Challenge:
Your task is to repeat the entries word for word while leaving out the pictures.

· · ·

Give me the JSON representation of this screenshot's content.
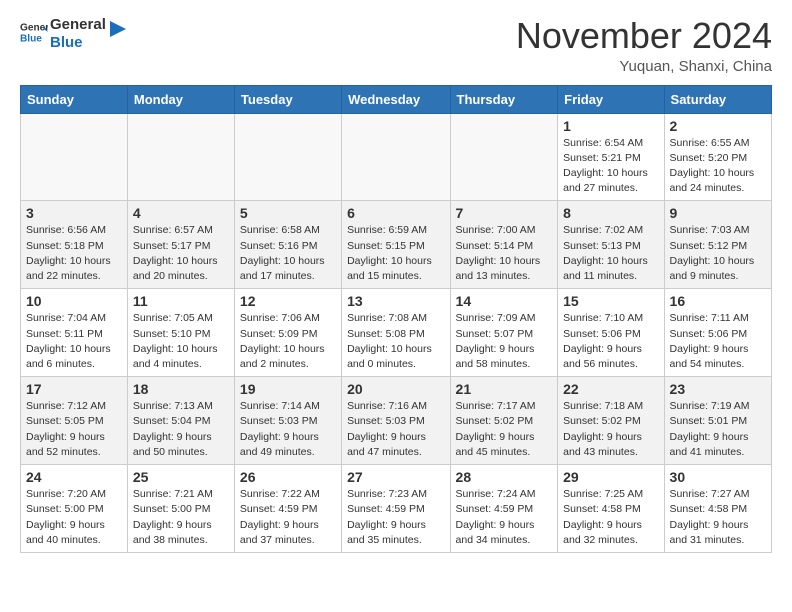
{
  "header": {
    "logo_general": "General",
    "logo_blue": "Blue",
    "month_title": "November 2024",
    "location": "Yuquan, Shanxi, China"
  },
  "weekdays": [
    "Sunday",
    "Monday",
    "Tuesday",
    "Wednesday",
    "Thursday",
    "Friday",
    "Saturday"
  ],
  "weeks": [
    {
      "shaded": false,
      "days": [
        {
          "num": "",
          "info": ""
        },
        {
          "num": "",
          "info": ""
        },
        {
          "num": "",
          "info": ""
        },
        {
          "num": "",
          "info": ""
        },
        {
          "num": "",
          "info": ""
        },
        {
          "num": "1",
          "info": "Sunrise: 6:54 AM\nSunset: 5:21 PM\nDaylight: 10 hours\nand 27 minutes."
        },
        {
          "num": "2",
          "info": "Sunrise: 6:55 AM\nSunset: 5:20 PM\nDaylight: 10 hours\nand 24 minutes."
        }
      ]
    },
    {
      "shaded": true,
      "days": [
        {
          "num": "3",
          "info": "Sunrise: 6:56 AM\nSunset: 5:18 PM\nDaylight: 10 hours\nand 22 minutes."
        },
        {
          "num": "4",
          "info": "Sunrise: 6:57 AM\nSunset: 5:17 PM\nDaylight: 10 hours\nand 20 minutes."
        },
        {
          "num": "5",
          "info": "Sunrise: 6:58 AM\nSunset: 5:16 PM\nDaylight: 10 hours\nand 17 minutes."
        },
        {
          "num": "6",
          "info": "Sunrise: 6:59 AM\nSunset: 5:15 PM\nDaylight: 10 hours\nand 15 minutes."
        },
        {
          "num": "7",
          "info": "Sunrise: 7:00 AM\nSunset: 5:14 PM\nDaylight: 10 hours\nand 13 minutes."
        },
        {
          "num": "8",
          "info": "Sunrise: 7:02 AM\nSunset: 5:13 PM\nDaylight: 10 hours\nand 11 minutes."
        },
        {
          "num": "9",
          "info": "Sunrise: 7:03 AM\nSunset: 5:12 PM\nDaylight: 10 hours\nand 9 minutes."
        }
      ]
    },
    {
      "shaded": false,
      "days": [
        {
          "num": "10",
          "info": "Sunrise: 7:04 AM\nSunset: 5:11 PM\nDaylight: 10 hours\nand 6 minutes."
        },
        {
          "num": "11",
          "info": "Sunrise: 7:05 AM\nSunset: 5:10 PM\nDaylight: 10 hours\nand 4 minutes."
        },
        {
          "num": "12",
          "info": "Sunrise: 7:06 AM\nSunset: 5:09 PM\nDaylight: 10 hours\nand 2 minutes."
        },
        {
          "num": "13",
          "info": "Sunrise: 7:08 AM\nSunset: 5:08 PM\nDaylight: 10 hours\nand 0 minutes."
        },
        {
          "num": "14",
          "info": "Sunrise: 7:09 AM\nSunset: 5:07 PM\nDaylight: 9 hours\nand 58 minutes."
        },
        {
          "num": "15",
          "info": "Sunrise: 7:10 AM\nSunset: 5:06 PM\nDaylight: 9 hours\nand 56 minutes."
        },
        {
          "num": "16",
          "info": "Sunrise: 7:11 AM\nSunset: 5:06 PM\nDaylight: 9 hours\nand 54 minutes."
        }
      ]
    },
    {
      "shaded": true,
      "days": [
        {
          "num": "17",
          "info": "Sunrise: 7:12 AM\nSunset: 5:05 PM\nDaylight: 9 hours\nand 52 minutes."
        },
        {
          "num": "18",
          "info": "Sunrise: 7:13 AM\nSunset: 5:04 PM\nDaylight: 9 hours\nand 50 minutes."
        },
        {
          "num": "19",
          "info": "Sunrise: 7:14 AM\nSunset: 5:03 PM\nDaylight: 9 hours\nand 49 minutes."
        },
        {
          "num": "20",
          "info": "Sunrise: 7:16 AM\nSunset: 5:03 PM\nDaylight: 9 hours\nand 47 minutes."
        },
        {
          "num": "21",
          "info": "Sunrise: 7:17 AM\nSunset: 5:02 PM\nDaylight: 9 hours\nand 45 minutes."
        },
        {
          "num": "22",
          "info": "Sunrise: 7:18 AM\nSunset: 5:02 PM\nDaylight: 9 hours\nand 43 minutes."
        },
        {
          "num": "23",
          "info": "Sunrise: 7:19 AM\nSunset: 5:01 PM\nDaylight: 9 hours\nand 41 minutes."
        }
      ]
    },
    {
      "shaded": false,
      "days": [
        {
          "num": "24",
          "info": "Sunrise: 7:20 AM\nSunset: 5:00 PM\nDaylight: 9 hours\nand 40 minutes."
        },
        {
          "num": "25",
          "info": "Sunrise: 7:21 AM\nSunset: 5:00 PM\nDaylight: 9 hours\nand 38 minutes."
        },
        {
          "num": "26",
          "info": "Sunrise: 7:22 AM\nSunset: 4:59 PM\nDaylight: 9 hours\nand 37 minutes."
        },
        {
          "num": "27",
          "info": "Sunrise: 7:23 AM\nSunset: 4:59 PM\nDaylight: 9 hours\nand 35 minutes."
        },
        {
          "num": "28",
          "info": "Sunrise: 7:24 AM\nSunset: 4:59 PM\nDaylight: 9 hours\nand 34 minutes."
        },
        {
          "num": "29",
          "info": "Sunrise: 7:25 AM\nSunset: 4:58 PM\nDaylight: 9 hours\nand 32 minutes."
        },
        {
          "num": "30",
          "info": "Sunrise: 7:27 AM\nSunset: 4:58 PM\nDaylight: 9 hours\nand 31 minutes."
        }
      ]
    }
  ]
}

· · ·

Completed task:
Give me the JSON representation of this screenshot's content.
{
  "header": {
    "logo_general": "General",
    "logo_blue": "Blue",
    "month_title": "November 2024",
    "location": "Yuquan, Shanxi, China"
  },
  "weekdays": [
    "Sunday",
    "Monday",
    "Tuesday",
    "Wednesday",
    "Thursday",
    "Friday",
    "Saturday"
  ],
  "weeks": [
    {
      "shaded": false,
      "days": [
        {
          "num": "",
          "info": ""
        },
        {
          "num": "",
          "info": ""
        },
        {
          "num": "",
          "info": ""
        },
        {
          "num": "",
          "info": ""
        },
        {
          "num": "",
          "info": ""
        },
        {
          "num": "1",
          "info": "Sunrise: 6:54 AM\nSunset: 5:21 PM\nDaylight: 10 hours\nand 27 minutes."
        },
        {
          "num": "2",
          "info": "Sunrise: 6:55 AM\nSunset: 5:20 PM\nDaylight: 10 hours\nand 24 minutes."
        }
      ]
    },
    {
      "shaded": true,
      "days": [
        {
          "num": "3",
          "info": "Sunrise: 6:56 AM\nSunset: 5:18 PM\nDaylight: 10 hours\nand 22 minutes."
        },
        {
          "num": "4",
          "info": "Sunrise: 6:57 AM\nSunset: 5:17 PM\nDaylight: 10 hours\nand 20 minutes."
        },
        {
          "num": "5",
          "info": "Sunrise: 6:58 AM\nSunset: 5:16 PM\nDaylight: 10 hours\nand 17 minutes."
        },
        {
          "num": "6",
          "info": "Sunrise: 6:59 AM\nSunset: 5:15 PM\nDaylight: 10 hours\nand 15 minutes."
        },
        {
          "num": "7",
          "info": "Sunrise: 7:00 AM\nSunset: 5:14 PM\nDaylight: 10 hours\nand 13 minutes."
        },
        {
          "num": "8",
          "info": "Sunrise: 7:02 AM\nSunset: 5:13 PM\nDaylight: 10 hours\nand 11 minutes."
        },
        {
          "num": "9",
          "info": "Sunrise: 7:03 AM\nSunset: 5:12 PM\nDaylight: 10 hours\nand 9 minutes."
        }
      ]
    },
    {
      "shaded": false,
      "days": [
        {
          "num": "10",
          "info": "Sunrise: 7:04 AM\nSunset: 5:11 PM\nDaylight: 10 hours\nand 6 minutes."
        },
        {
          "num": "11",
          "info": "Sunrise: 7:05 AM\nSunset: 5:10 PM\nDaylight: 10 hours\nand 4 minutes."
        },
        {
          "num": "12",
          "info": "Sunrise: 7:06 AM\nSunset: 5:09 PM\nDaylight: 10 hours\nand 2 minutes."
        },
        {
          "num": "13",
          "info": "Sunrise: 7:08 AM\nSunset: 5:08 PM\nDaylight: 10 hours\nand 0 minutes."
        },
        {
          "num": "14",
          "info": "Sunrise: 7:09 AM\nSunset: 5:07 PM\nDaylight: 9 hours\nand 58 minutes."
        },
        {
          "num": "15",
          "info": "Sunrise: 7:10 AM\nSunset: 5:06 PM\nDaylight: 9 hours\nand 56 minutes."
        },
        {
          "num": "16",
          "info": "Sunrise: 7:11 AM\nSunset: 5:06 PM\nDaylight: 9 hours\nand 54 minutes."
        }
      ]
    },
    {
      "shaded": true,
      "days": [
        {
          "num": "17",
          "info": "Sunrise: 7:12 AM\nSunset: 5:05 PM\nDaylight: 9 hours\nand 52 minutes."
        },
        {
          "num": "18",
          "info": "Sunrise: 7:13 AM\nSunset: 5:04 PM\nDaylight: 9 hours\nand 50 minutes."
        },
        {
          "num": "19",
          "info": "Sunrise: 7:14 AM\nSunset: 5:03 PM\nDaylight: 9 hours\nand 49 minutes."
        },
        {
          "num": "20",
          "info": "Sunrise: 7:16 AM\nSunset: 5:03 PM\nDaylight: 9 hours\nand 47 minutes."
        },
        {
          "num": "21",
          "info": "Sunrise: 7:17 AM\nSunset: 5:02 PM\nDaylight: 9 hours\nand 45 minutes."
        },
        {
          "num": "22",
          "info": "Sunrise: 7:18 AM\nSunset: 5:02 PM\nDaylight: 9 hours\nand 43 minutes."
        },
        {
          "num": "23",
          "info": "Sunrise: 7:19 AM\nSunset: 5:01 PM\nDaylight: 9 hours\nand 41 minutes."
        }
      ]
    },
    {
      "shaded": false,
      "days": [
        {
          "num": "24",
          "info": "Sunrise: 7:20 AM\nSunset: 5:00 PM\nDaylight: 9 hours\nand 40 minutes."
        },
        {
          "num": "25",
          "info": "Sunrise: 7:21 AM\nSunset: 5:00 PM\nDaylight: 9 hours\nand 38 minutes."
        },
        {
          "num": "26",
          "info": "Sunrise: 7:22 AM\nSunset: 4:59 PM\nDaylight: 9 hours\nand 37 minutes."
        },
        {
          "num": "27",
          "info": "Sunrise: 7:23 AM\nSunset: 4:59 PM\nDaylight: 9 hours\nand 35 minutes."
        },
        {
          "num": "28",
          "info": "Sunrise: 7:24 AM\nSunset: 4:59 PM\nDaylight: 9 hours\nand 34 minutes."
        },
        {
          "num": "29",
          "info": "Sunrise: 7:25 AM\nSunset: 4:58 PM\nDaylight: 9 hours\nand 32 minutes."
        },
        {
          "num": "30",
          "info": "Sunrise: 7:27 AM\nSunset: 4:58 PM\nDaylight: 9 hours\nand 31 minutes."
        }
      ]
    }
  ]
}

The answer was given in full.